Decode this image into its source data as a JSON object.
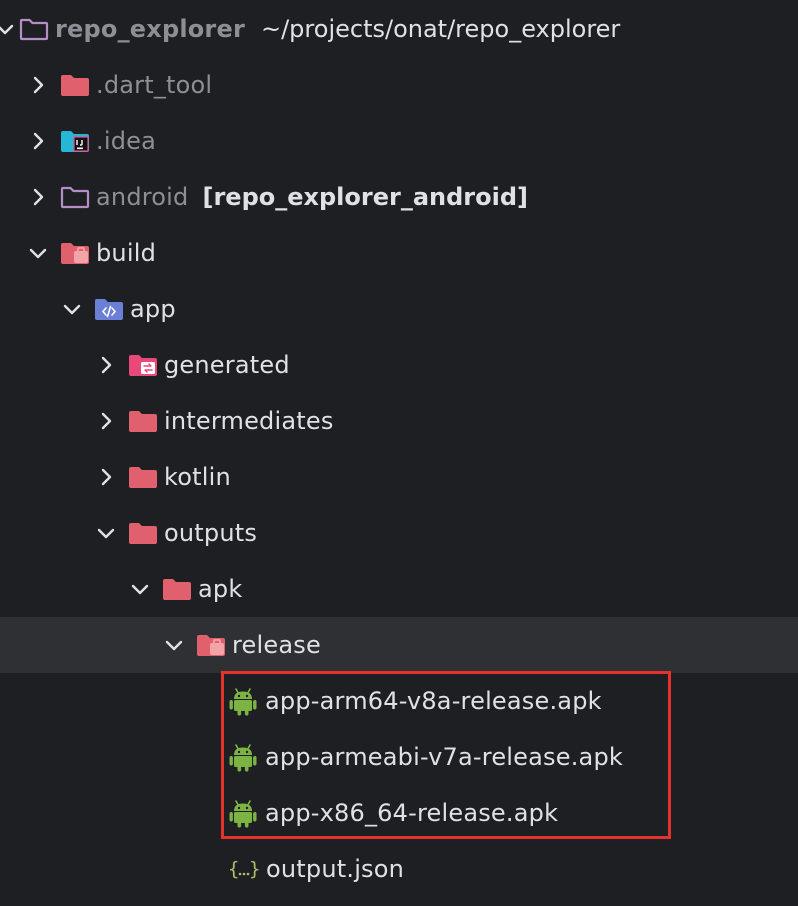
{
  "colors": {
    "background": "#1e1f22",
    "selected_row": "#2e3033",
    "text": "#dfe1e5",
    "dim_text": "#8c8f95",
    "folder_red": "#e0606e",
    "folder_pink_light": "#f2a5a9",
    "folder_outline_purple": "#b48ec8",
    "folder_blue": "#6a7fd6",
    "android_green": "#7cb342",
    "json_green": "#a8c066",
    "highlight_border": "#e5322d",
    "idea_cyan": "#26b6d6"
  },
  "tree": {
    "root": {
      "name": "repo_explorer",
      "path": "~/projects/onat/repo_explorer",
      "icon": "folder-outline-icon"
    },
    "items": [
      {
        "name": ".dart_tool",
        "icon": "folder-red-icon",
        "expanded": false
      },
      {
        "name": ".idea",
        "icon": "idea-folder-icon",
        "expanded": false
      },
      {
        "name": "android",
        "module": "[repo_explorer_android]",
        "icon": "folder-outline-icon",
        "expanded": false
      },
      {
        "name": "build",
        "icon": "folder-excluded-icon",
        "expanded": true
      },
      {
        "name": "app",
        "icon": "folder-source-icon",
        "expanded": true
      },
      {
        "name": "generated",
        "icon": "folder-generated-icon",
        "expanded": false
      },
      {
        "name": "intermediates",
        "icon": "folder-red-icon",
        "expanded": false
      },
      {
        "name": "kotlin",
        "icon": "folder-red-icon",
        "expanded": false
      },
      {
        "name": "outputs",
        "icon": "folder-red-icon",
        "expanded": true
      },
      {
        "name": "apk",
        "icon": "folder-red-icon",
        "expanded": true
      },
      {
        "name": "release",
        "icon": "folder-excluded-icon",
        "expanded": true,
        "selected": true
      },
      {
        "name": "app-arm64-v8a-release.apk",
        "icon": "android-icon"
      },
      {
        "name": "app-armeabi-v7a-release.apk",
        "icon": "android-icon"
      },
      {
        "name": "app-x86_64-release.apk",
        "icon": "android-icon"
      },
      {
        "name": "output.json",
        "icon": "json-icon"
      }
    ]
  }
}
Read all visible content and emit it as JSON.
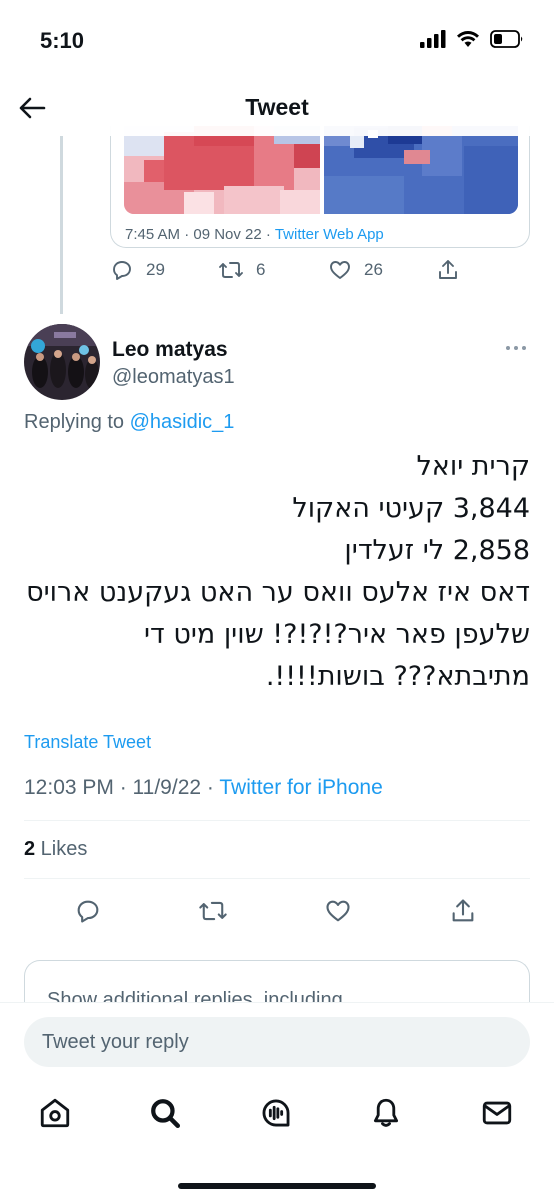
{
  "status_bar": {
    "time": "5:10"
  },
  "header": {
    "title": "Tweet"
  },
  "quoted_tweet": {
    "time": "7:45 AM · 09 Nov 22",
    "separator": " · ",
    "source": "Twitter Web App",
    "reply_count": "29",
    "retweet_count": "6",
    "like_count": "26"
  },
  "tweet": {
    "author_name": "Leo matyas",
    "author_handle": "@leomatyas1",
    "replying_prefix": "Replying to ",
    "replying_to": "@hasidic_1",
    "text_lines": [
      "קרית יואל",
      "3,844 קעיטי האקול",
      "2,858 לי זעלדין",
      "דאס איז אלעס וואס ער האט געקענט ארויס",
      "שלעפן פאר איר?!?!?!   שוין מיט די",
      "מתיבתא??? בושות!!!!."
    ],
    "translate_label": "Translate Tweet",
    "timestamp": "12:03 PM · 11/9/22",
    "separator": " · ",
    "source": "Twitter for iPhone",
    "likes_count": "2",
    "likes_label": " Likes"
  },
  "more_replies_text": "Show additional replies, including",
  "composer": {
    "placeholder": "Tweet your reply"
  },
  "colors": {
    "accent": "#1d9bf0",
    "secondary_text": "#536471",
    "divider": "#eff3f4"
  },
  "icons": {
    "tabbar": [
      "home-icon",
      "search-icon",
      "spaces-icon",
      "notifications-icon",
      "messages-icon"
    ],
    "actions": [
      "reply-icon",
      "retweet-icon",
      "like-icon",
      "share-icon"
    ]
  }
}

######

→ YOUR GOAL: Above are records; say how many of their lines contain the word "release", giving only the number.

→ THE RESULT: 4